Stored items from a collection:
-------
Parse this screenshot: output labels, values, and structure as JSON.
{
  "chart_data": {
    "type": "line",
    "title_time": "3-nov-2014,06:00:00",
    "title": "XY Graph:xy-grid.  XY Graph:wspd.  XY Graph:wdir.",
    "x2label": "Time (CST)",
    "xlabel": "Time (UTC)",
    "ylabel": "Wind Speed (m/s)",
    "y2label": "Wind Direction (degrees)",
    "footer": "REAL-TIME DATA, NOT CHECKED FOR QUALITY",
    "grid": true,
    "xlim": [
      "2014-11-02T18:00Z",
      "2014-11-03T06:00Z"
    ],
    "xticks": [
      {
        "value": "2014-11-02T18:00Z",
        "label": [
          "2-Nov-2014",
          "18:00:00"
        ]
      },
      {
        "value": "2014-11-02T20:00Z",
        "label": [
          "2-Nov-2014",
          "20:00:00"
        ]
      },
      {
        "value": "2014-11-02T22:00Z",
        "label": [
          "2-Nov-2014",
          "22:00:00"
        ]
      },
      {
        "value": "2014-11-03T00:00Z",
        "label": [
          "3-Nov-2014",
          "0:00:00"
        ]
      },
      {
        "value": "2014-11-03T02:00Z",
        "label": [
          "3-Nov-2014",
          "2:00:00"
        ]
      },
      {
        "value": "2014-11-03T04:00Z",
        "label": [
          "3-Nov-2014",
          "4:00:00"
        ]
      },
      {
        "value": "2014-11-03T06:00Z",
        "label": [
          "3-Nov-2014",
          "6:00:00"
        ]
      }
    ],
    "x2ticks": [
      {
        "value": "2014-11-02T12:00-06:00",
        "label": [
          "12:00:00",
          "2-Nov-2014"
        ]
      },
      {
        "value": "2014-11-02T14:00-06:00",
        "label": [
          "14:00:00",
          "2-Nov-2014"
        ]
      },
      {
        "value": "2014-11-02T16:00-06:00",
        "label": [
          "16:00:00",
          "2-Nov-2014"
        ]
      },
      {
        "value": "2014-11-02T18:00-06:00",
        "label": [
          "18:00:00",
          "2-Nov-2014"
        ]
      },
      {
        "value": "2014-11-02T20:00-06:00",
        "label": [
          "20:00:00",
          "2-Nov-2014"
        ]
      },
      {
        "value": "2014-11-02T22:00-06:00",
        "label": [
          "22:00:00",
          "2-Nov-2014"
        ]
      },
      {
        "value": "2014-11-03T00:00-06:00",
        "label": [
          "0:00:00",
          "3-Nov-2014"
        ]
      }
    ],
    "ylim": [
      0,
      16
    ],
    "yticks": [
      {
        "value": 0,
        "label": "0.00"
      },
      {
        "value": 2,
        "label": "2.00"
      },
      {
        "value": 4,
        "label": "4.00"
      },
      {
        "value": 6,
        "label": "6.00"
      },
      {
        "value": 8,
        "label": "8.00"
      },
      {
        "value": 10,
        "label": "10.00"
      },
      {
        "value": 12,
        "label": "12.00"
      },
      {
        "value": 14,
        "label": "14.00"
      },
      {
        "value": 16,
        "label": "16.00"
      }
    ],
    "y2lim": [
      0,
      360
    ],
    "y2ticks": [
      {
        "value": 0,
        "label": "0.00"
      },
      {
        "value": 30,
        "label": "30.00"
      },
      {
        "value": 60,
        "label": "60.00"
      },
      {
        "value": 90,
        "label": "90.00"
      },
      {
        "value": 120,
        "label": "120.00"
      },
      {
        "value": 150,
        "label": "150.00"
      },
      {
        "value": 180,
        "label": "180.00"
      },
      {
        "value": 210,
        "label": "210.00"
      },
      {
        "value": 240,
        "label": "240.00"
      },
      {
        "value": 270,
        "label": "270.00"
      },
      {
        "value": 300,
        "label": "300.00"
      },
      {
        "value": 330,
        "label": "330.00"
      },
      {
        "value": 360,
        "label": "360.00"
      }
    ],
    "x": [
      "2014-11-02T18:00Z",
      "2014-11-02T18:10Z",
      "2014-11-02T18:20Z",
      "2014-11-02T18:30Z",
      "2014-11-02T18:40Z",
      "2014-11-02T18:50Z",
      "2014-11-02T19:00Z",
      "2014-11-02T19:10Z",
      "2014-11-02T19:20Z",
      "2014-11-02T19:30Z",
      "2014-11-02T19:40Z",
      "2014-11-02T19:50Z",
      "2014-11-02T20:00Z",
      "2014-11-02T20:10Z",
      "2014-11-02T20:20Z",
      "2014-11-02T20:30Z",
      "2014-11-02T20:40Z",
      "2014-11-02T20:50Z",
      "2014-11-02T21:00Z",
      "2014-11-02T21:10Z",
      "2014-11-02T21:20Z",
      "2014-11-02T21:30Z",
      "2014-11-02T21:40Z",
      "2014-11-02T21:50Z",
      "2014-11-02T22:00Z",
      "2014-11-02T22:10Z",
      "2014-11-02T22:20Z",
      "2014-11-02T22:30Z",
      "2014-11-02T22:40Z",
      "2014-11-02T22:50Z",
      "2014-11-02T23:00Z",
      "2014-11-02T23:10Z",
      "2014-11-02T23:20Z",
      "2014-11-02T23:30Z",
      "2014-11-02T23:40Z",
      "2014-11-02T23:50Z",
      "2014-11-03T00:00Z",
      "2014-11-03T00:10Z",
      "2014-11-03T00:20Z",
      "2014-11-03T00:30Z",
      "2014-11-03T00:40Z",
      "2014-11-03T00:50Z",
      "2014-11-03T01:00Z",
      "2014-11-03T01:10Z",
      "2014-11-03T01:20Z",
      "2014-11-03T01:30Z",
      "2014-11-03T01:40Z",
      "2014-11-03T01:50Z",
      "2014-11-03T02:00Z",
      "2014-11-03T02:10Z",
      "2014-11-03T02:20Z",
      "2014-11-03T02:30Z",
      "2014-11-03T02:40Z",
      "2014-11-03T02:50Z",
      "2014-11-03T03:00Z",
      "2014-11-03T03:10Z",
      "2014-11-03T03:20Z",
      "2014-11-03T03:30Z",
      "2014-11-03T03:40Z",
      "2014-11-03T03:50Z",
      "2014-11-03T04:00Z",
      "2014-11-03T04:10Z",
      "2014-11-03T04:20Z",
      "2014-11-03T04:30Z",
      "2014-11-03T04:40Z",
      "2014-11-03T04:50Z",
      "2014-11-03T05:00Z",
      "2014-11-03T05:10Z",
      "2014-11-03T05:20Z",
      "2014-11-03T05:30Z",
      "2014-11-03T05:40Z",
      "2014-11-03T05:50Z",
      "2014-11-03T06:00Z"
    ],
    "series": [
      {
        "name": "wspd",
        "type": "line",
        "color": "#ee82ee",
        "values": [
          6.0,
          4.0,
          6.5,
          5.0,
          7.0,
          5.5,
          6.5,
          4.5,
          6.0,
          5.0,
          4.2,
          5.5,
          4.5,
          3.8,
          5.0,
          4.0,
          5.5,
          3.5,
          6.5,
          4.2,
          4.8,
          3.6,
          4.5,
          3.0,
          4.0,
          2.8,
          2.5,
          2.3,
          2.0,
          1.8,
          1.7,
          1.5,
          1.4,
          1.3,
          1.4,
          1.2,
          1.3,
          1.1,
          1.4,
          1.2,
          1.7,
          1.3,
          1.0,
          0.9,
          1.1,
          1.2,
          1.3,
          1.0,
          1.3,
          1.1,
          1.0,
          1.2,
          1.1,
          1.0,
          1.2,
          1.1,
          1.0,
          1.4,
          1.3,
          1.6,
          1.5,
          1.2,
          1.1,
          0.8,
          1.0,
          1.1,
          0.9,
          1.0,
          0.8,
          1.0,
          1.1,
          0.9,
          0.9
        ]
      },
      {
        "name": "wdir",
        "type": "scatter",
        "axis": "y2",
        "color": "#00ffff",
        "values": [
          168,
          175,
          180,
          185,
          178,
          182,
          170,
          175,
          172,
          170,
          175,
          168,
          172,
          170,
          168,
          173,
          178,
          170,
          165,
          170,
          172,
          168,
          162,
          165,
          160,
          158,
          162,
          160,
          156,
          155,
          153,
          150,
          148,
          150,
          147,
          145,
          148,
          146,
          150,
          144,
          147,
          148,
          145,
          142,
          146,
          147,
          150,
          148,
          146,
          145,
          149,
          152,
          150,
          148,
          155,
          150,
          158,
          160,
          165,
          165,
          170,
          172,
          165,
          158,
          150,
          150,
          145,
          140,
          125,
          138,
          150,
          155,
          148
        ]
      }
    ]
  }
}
-------
Pick out and copy the lines of the material that include the word "wspd".

    "title": "XY Graph:xy-grid.  XY Graph:wspd.  XY Graph:wdir.",
        "name": "wspd",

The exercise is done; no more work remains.